Look below and pull out each line with the word "Ostatni".
· · · · ·
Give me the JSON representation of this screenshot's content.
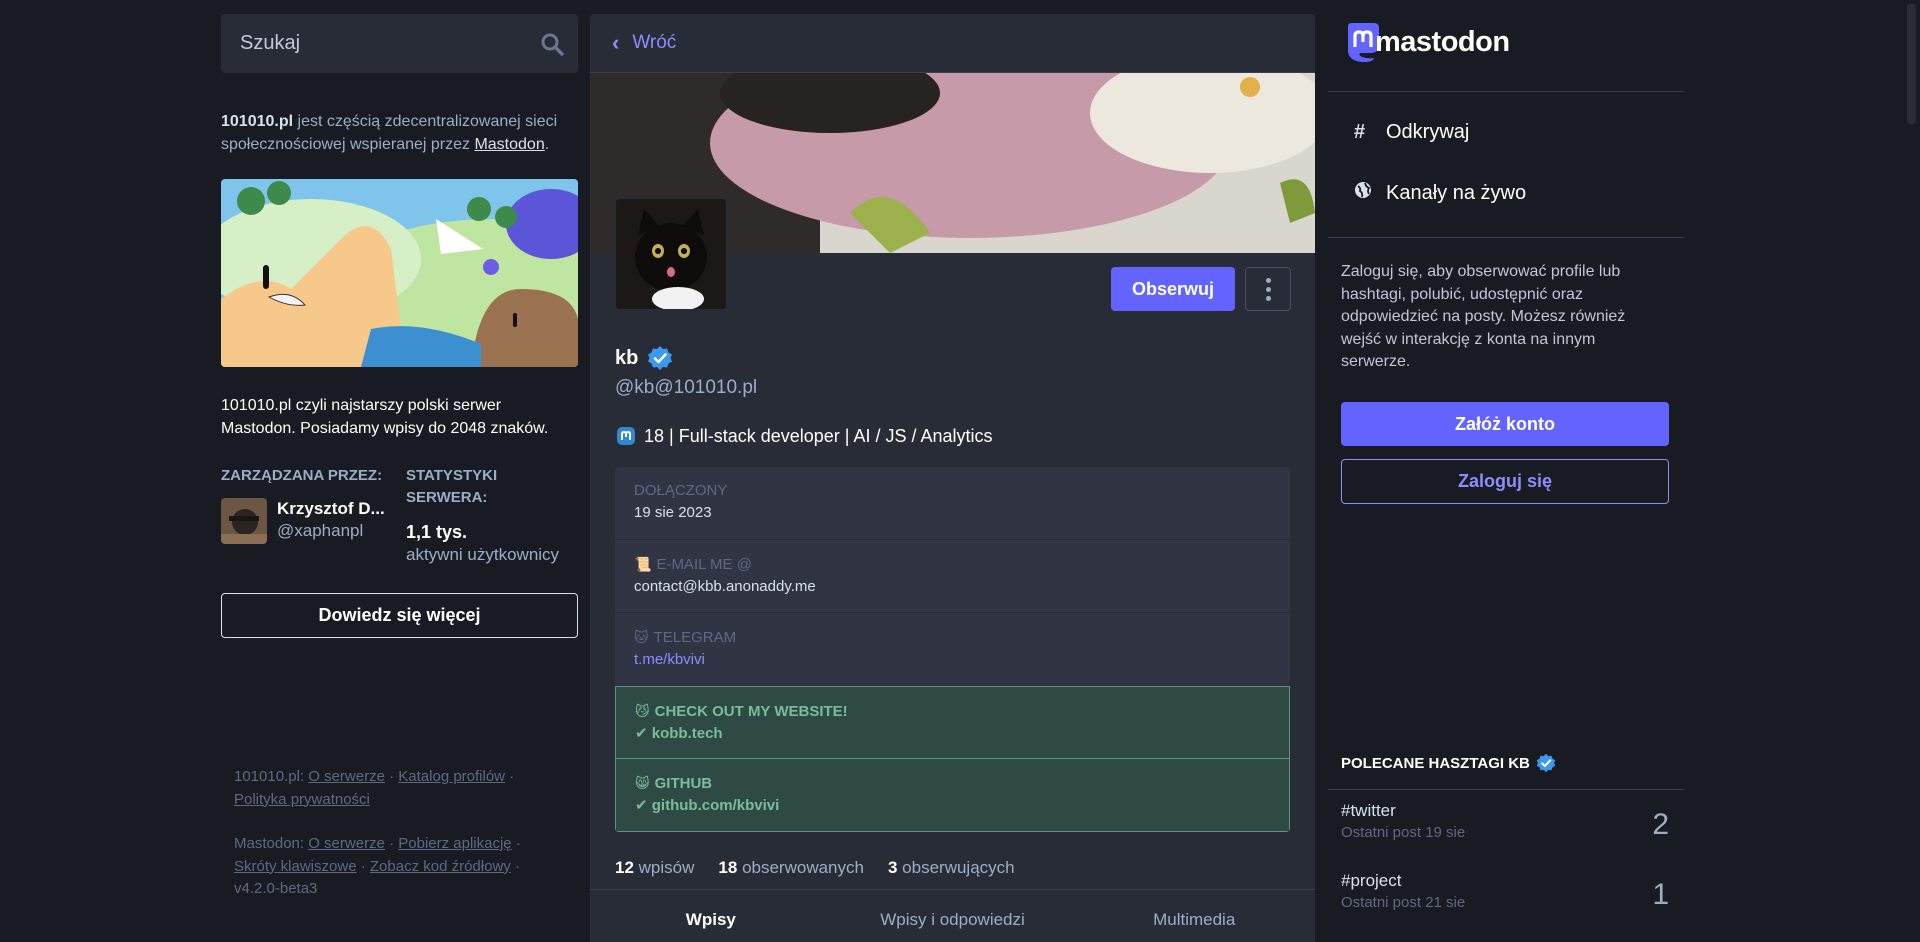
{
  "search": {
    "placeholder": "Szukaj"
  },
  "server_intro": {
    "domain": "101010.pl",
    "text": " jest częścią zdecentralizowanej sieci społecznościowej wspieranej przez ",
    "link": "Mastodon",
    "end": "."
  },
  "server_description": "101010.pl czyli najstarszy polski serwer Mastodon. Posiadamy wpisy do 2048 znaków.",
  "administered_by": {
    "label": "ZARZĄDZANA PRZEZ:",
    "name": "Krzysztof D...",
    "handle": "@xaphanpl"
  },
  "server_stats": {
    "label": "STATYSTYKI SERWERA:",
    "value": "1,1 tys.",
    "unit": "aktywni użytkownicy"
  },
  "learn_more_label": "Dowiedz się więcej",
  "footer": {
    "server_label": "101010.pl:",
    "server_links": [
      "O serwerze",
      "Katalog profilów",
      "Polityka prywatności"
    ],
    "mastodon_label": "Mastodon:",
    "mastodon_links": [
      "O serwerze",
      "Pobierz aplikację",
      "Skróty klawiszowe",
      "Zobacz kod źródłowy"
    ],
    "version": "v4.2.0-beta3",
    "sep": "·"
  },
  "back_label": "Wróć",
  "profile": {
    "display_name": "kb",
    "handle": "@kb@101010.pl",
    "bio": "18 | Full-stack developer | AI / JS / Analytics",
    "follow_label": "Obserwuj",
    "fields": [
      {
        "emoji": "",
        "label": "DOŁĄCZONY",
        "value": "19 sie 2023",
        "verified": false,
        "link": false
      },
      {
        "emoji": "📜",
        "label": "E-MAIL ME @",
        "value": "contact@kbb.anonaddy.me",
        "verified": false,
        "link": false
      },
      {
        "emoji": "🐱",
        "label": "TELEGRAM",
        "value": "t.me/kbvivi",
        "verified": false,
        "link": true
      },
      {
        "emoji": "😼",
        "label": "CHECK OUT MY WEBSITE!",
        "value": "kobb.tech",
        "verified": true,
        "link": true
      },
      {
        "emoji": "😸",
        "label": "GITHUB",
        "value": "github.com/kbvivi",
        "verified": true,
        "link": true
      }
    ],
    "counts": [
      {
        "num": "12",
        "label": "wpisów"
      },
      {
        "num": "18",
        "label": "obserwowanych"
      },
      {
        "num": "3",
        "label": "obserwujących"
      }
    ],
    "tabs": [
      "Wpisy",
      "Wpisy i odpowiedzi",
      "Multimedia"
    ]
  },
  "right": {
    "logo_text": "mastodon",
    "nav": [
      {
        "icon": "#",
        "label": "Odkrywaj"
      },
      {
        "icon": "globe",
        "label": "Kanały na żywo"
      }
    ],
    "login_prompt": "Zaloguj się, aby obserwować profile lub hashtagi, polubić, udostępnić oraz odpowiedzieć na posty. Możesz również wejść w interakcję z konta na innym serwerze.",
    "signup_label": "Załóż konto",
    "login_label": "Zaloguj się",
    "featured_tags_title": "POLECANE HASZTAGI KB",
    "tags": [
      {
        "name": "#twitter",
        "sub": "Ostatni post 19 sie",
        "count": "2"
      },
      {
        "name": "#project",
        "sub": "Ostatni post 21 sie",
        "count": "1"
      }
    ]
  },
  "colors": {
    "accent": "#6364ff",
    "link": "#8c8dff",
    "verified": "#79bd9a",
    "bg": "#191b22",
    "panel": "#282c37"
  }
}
· · · · ·
== EXERCISE ANSWER ==
        "sub": "Ostatni post 19 sie",
        "sub": "Ostatni post 21 sie",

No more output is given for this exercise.